— WHAT IS NEEDED —
Return the lines where the word "eiusmod" occurs.

+++ DATA SUPPLIED +++

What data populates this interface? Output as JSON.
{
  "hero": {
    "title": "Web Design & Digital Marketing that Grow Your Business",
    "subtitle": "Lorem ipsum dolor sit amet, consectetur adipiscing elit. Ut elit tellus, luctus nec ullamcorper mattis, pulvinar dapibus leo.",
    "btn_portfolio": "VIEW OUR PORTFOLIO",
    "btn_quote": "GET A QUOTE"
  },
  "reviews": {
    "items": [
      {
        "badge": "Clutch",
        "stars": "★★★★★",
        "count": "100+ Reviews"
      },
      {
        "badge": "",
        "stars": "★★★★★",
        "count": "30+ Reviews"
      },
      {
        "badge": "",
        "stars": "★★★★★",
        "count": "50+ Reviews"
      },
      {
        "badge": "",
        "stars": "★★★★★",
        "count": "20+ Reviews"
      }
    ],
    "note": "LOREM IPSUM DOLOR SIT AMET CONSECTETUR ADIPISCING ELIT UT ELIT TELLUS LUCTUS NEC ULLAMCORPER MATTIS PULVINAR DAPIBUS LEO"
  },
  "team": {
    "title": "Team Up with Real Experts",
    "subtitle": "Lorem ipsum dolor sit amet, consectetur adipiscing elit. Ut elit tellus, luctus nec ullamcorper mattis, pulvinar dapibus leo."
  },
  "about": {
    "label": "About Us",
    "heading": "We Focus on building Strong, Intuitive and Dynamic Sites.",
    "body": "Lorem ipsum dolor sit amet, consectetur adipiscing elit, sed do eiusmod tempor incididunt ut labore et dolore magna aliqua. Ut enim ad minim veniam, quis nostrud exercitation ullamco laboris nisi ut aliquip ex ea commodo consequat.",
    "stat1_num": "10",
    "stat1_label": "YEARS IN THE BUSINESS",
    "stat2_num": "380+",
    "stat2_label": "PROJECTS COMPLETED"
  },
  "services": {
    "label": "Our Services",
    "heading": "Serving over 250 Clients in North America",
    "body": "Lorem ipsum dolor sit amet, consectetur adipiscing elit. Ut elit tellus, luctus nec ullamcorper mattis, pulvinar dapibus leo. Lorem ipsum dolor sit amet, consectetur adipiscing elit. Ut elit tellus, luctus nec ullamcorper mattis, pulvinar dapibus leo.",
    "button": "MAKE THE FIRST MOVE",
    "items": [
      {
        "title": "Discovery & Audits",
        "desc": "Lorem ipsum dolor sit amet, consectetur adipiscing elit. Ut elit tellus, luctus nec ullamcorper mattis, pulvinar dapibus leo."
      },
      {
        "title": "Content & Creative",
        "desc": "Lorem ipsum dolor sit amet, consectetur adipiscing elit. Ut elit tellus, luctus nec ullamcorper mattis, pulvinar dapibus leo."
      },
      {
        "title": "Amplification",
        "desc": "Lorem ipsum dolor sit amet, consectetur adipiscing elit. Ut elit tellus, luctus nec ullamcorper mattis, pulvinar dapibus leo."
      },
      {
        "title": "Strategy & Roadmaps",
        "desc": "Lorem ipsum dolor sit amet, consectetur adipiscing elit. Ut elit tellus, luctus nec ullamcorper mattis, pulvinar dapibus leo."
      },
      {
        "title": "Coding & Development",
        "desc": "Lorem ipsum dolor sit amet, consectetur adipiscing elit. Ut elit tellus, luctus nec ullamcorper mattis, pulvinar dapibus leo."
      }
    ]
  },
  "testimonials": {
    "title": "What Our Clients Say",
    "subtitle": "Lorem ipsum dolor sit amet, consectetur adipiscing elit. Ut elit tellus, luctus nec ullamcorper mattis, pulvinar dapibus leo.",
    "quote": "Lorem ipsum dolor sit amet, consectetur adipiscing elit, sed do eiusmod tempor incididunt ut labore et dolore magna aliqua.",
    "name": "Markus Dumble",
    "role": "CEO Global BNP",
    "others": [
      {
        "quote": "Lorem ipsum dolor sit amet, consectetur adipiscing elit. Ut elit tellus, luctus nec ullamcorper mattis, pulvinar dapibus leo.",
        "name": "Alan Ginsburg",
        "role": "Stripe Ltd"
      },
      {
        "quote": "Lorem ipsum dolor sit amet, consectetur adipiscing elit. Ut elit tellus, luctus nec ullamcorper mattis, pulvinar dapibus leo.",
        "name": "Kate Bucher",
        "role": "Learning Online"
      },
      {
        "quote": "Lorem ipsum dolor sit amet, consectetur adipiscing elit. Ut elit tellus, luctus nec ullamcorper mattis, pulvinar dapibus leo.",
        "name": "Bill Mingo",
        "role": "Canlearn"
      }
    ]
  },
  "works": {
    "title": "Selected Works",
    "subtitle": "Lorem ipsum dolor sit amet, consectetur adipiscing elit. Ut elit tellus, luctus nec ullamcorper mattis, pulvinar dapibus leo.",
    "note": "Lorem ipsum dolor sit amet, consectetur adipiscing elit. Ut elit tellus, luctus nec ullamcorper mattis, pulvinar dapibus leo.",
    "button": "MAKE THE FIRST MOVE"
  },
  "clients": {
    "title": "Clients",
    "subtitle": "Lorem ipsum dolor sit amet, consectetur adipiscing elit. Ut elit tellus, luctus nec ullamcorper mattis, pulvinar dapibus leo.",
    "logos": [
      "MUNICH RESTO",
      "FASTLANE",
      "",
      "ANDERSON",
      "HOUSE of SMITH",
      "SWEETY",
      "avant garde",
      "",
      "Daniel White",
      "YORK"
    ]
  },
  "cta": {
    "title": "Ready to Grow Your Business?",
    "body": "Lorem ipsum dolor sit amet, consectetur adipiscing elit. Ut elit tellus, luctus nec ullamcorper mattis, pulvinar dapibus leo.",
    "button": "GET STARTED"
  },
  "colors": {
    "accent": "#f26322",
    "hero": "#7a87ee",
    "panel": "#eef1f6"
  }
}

+++

— THE REPLY —
    "body": "Lorem ipsum dolor sit amet, consectetur adipiscing elit, sed do eiusmod tempor incididunt ut labore et dolore magna aliqua. Ut enim ad minim veniam, quis nostrud exercitation ullamco laboris nisi ut aliquip ex ea commodo consequat.",
    "quote": "Lorem ipsum dolor sit amet, consectetur adipiscing elit, sed do eiusmod tempor incididunt ut labore et dolore magna aliqua.",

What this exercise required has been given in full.